> OBJECTIVE
Will you transcribe the entries that follow, exactly and in full?

(Figure record extracts)

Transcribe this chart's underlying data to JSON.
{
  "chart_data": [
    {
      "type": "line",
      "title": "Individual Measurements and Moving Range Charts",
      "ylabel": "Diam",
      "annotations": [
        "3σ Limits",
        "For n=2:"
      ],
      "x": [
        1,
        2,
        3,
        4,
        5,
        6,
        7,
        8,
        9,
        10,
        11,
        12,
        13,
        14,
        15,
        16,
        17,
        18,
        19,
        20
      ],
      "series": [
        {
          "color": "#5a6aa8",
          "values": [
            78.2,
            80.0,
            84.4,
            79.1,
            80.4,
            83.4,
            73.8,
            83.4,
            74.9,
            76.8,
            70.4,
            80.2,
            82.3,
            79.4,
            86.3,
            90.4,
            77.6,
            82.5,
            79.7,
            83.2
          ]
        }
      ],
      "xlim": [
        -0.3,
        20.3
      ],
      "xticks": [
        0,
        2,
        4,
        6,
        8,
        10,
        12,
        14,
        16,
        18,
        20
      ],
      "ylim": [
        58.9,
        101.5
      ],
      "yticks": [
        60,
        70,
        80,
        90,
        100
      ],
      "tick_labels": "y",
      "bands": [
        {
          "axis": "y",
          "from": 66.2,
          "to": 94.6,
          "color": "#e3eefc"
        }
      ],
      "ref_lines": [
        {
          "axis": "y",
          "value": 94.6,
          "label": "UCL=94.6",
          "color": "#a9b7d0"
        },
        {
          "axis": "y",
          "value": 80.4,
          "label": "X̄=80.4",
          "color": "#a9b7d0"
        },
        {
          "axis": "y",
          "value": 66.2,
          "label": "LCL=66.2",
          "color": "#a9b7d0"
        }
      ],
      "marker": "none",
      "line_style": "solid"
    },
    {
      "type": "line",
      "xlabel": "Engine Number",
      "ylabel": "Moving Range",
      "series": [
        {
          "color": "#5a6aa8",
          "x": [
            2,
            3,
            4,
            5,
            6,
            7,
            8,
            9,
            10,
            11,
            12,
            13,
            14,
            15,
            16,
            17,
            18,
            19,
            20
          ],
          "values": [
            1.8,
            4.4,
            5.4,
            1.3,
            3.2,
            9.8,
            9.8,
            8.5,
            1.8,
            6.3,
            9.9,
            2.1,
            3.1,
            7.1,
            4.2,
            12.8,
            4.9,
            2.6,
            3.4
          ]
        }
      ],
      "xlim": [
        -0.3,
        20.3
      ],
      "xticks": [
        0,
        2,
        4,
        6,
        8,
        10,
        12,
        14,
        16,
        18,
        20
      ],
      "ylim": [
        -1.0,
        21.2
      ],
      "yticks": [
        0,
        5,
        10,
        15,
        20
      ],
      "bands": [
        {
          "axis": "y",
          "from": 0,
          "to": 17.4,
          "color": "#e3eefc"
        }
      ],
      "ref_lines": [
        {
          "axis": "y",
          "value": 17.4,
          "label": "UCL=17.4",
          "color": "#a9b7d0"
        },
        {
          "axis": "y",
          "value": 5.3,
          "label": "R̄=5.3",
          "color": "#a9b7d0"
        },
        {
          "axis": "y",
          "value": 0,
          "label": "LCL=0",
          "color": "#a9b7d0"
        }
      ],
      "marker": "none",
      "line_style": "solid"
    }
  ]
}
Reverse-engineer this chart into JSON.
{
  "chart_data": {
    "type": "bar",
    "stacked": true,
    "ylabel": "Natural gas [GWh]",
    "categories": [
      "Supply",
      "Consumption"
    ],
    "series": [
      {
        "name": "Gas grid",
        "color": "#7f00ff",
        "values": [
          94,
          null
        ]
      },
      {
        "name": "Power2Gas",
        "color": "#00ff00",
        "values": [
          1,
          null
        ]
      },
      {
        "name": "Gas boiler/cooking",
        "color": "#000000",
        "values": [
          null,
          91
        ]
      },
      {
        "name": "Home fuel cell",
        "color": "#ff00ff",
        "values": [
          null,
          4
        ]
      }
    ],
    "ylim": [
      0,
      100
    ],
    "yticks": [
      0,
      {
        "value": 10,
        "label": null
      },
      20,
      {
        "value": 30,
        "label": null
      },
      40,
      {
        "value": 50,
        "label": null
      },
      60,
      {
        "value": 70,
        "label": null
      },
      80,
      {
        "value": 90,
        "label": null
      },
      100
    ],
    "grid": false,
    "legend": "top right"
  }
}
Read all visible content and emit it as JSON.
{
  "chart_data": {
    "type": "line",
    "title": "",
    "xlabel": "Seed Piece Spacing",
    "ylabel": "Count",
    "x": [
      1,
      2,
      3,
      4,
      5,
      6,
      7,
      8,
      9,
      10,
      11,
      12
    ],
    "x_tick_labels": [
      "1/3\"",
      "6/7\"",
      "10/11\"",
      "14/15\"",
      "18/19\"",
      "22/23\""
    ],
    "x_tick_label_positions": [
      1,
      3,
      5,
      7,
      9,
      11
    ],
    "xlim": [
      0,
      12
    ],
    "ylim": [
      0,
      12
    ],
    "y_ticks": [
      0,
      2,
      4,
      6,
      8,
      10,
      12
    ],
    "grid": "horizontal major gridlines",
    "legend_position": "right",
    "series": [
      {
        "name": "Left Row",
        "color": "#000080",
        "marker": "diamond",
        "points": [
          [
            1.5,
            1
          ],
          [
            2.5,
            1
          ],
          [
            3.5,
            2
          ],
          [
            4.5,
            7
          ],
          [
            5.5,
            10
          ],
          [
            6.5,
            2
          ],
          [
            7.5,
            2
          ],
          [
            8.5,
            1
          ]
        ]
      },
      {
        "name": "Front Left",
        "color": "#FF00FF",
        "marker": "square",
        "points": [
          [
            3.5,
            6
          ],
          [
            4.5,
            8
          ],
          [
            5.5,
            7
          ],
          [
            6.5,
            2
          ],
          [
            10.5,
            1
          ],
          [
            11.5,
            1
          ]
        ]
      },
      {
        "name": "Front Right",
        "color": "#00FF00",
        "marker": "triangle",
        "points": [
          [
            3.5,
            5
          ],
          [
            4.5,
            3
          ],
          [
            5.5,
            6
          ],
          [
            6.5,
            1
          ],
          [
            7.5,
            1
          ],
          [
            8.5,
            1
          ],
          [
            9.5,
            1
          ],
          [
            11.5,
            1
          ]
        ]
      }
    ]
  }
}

> TASK RESPONSE
Transcribe this chart's underlying data to JSON.
{
  "chart_data": [
    {
      "type": "line",
      "title": "Individual Measurements and Moving Range Charts",
      "ylabel": "Diam",
      "annotations": [
        "3σ Limits",
        "For n=2:"
      ],
      "x": [
        1,
        2,
        3,
        4,
        5,
        6,
        7,
        8,
        9,
        10,
        11,
        12,
        13,
        14,
        15,
        16,
        17,
        18,
        19,
        20
      ],
      "series": [
        {
          "color": "#5a6aa8",
          "values": [
            78.2,
            80.0,
            84.4,
            79.1,
            80.4,
            83.4,
            73.8,
            83.4,
            74.9,
            76.8,
            70.4,
            80.2,
            82.3,
            79.4,
            86.3,
            90.4,
            77.6,
            82.5,
            79.7,
            83.2
          ]
        }
      ],
      "xlim": [
        -0.3,
        20.3
      ],
      "xticks": [
        0,
        2,
        4,
        6,
        8,
        10,
        12,
        14,
        16,
        18,
        20
      ],
      "ylim": [
        58.9,
        101.5
      ],
      "yticks": [
        60,
        70,
        80,
        90,
        100
      ],
      "tick_labels": "y",
      "bands": [
        {
          "axis": "y",
          "from": 66.2,
          "to": 94.6,
          "color": "#e3eefc"
        }
      ],
      "ref_lines": [
        {
          "axis": "y",
          "value": 94.6,
          "label": "UCL=94.6",
          "color": "#a9b7d0"
        },
        {
          "axis": "y",
          "value": 80.4,
          "label": "X̄=80.4",
          "color": "#a9b7d0"
        },
        {
          "axis": "y",
          "value": 66.2,
          "label": "LCL=66.2",
          "color": "#a9b7d0"
        }
      ],
      "marker": "none",
      "line_style": "solid"
    },
    {
      "type": "line",
      "xlabel": "Engine Number",
      "ylabel": "Moving Range",
      "series": [
        {
          "color": "#5a6aa8",
          "x": [
            2,
            3,
            4,
            5,
            6,
            7,
            8,
            9,
            10,
            11,
            12,
            13,
            14,
            15,
            16,
            17,
            18,
            19,
            20
          ],
          "values": [
            1.8,
            4.4,
            5.4,
            1.3,
            3.2,
            9.8,
            9.8,
            8.5,
            1.8,
            6.3,
            9.9,
            2.1,
            3.1,
            7.1,
            4.2,
            12.8,
            4.9,
            2.6,
            3.4
          ]
        }
      ],
      "xlim": [
        -0.3,
        20.3
      ],
      "xticks": [
        0,
        2,
        4,
        6,
        8,
        10,
        12,
        14,
        16,
        18,
        20
      ],
      "ylim": [
        -1.0,
        21.2
      ],
      "yticks": [
        0,
        5,
        10,
        15,
        20
      ],
      "bands": [
        {
          "axis": "y",
          "from": 0,
          "to": 17.4,
          "color": "#e3eefc"
        }
      ],
      "ref_lines": [
        {
          "axis": "y",
          "value": 17.4,
          "label": "UCL=17.4",
          "color": "#a9b7d0"
        },
        {
          "axis": "y",
          "value": 5.3,
          "label": "R̄=5.3",
          "color": "#a9b7d0"
        },
        {
          "axis": "y",
          "value": 0,
          "label": "LCL=0",
          "color": "#a9b7d0"
        }
      ],
      "marker": "none",
      "line_style": "solid"
    }
  ]
}
Reverse-engineer this chart into JSON.
{
  "chart_data": {
    "type": "bar",
    "stacked": true,
    "ylabel": "Natural gas [GWh]",
    "categories": [
      "Supply",
      "Consumption"
    ],
    "series": [
      {
        "name": "Gas grid",
        "color": "#7f00ff",
        "values": [
          94,
          null
        ]
      },
      {
        "name": "Power2Gas",
        "color": "#00ff00",
        "values": [
          1,
          null
        ]
      },
      {
        "name": "Gas boiler/cooking",
        "color": "#000000",
        "values": [
          null,
          91
        ]
      },
      {
        "name": "Home fuel cell",
        "color": "#ff00ff",
        "values": [
          null,
          4
        ]
      }
    ],
    "ylim": [
      0,
      100
    ],
    "yticks": [
      0,
      {
        "value": 10,
        "label": null
      },
      20,
      {
        "value": 30,
        "label": null
      },
      40,
      {
        "value": 50,
        "label": null
      },
      60,
      {
        "value": 70,
        "label": null
      },
      80,
      {
        "value": 90,
        "label": null
      },
      100
    ],
    "grid": false,
    "legend": "top right"
  }
}
Read all visible content and emit it as JSON.
{
  "chart_data": {
    "type": "line",
    "title": "",
    "xlabel": "Seed Piece Spacing",
    "ylabel": "Count",
    "x": [
      1,
      2,
      3,
      4,
      5,
      6,
      7,
      8,
      9,
      10,
      11,
      12
    ],
    "x_tick_labels": [
      "1/3\"",
      "6/7\"",
      "10/11\"",
      "14/15\"",
      "18/19\"",
      "22/23\""
    ],
    "x_tick_label_positions": [
      1,
      3,
      5,
      7,
      9,
      11
    ],
    "xlim": [
      0,
      12
    ],
    "ylim": [
      0,
      12
    ],
    "y_ticks": [
      0,
      2,
      4,
      6,
      8,
      10,
      12
    ],
    "grid": "horizontal major gridlines",
    "legend_position": "right",
    "series": [
      {
        "name": "Left Row",
        "color": "#000080",
        "marker": "diamond",
        "points": [
          [
            1.5,
            1
          ],
          [
            2.5,
            1
          ],
          [
            3.5,
            2
          ],
          [
            4.5,
            7
          ],
          [
            5.5,
            10
          ],
          [
            6.5,
            2
          ],
          [
            7.5,
            2
          ],
          [
            8.5,
            1
          ]
        ]
      },
      {
        "name": "Front Left",
        "color": "#FF00FF",
        "marker": "square",
        "points": [
          [
            3.5,
            6
          ],
          [
            4.5,
            8
          ],
          [
            5.5,
            7
          ],
          [
            6.5,
            2
          ],
          [
            10.5,
            1
          ],
          [
            11.5,
            1
          ]
        ]
      },
      {
        "name": "Front Right",
        "color": "#00FF00",
        "marker": "triangle",
        "points": [
          [
            3.5,
            5
          ],
          [
            4.5,
            3
          ],
          [
            5.5,
            6
          ],
          [
            6.5,
            1
          ],
          [
            7.5,
            1
          ],
          [
            8.5,
            1
          ],
          [
            9.5,
            1
          ],
          [
            11.5,
            1
          ]
        ]
      }
    ]
  }
}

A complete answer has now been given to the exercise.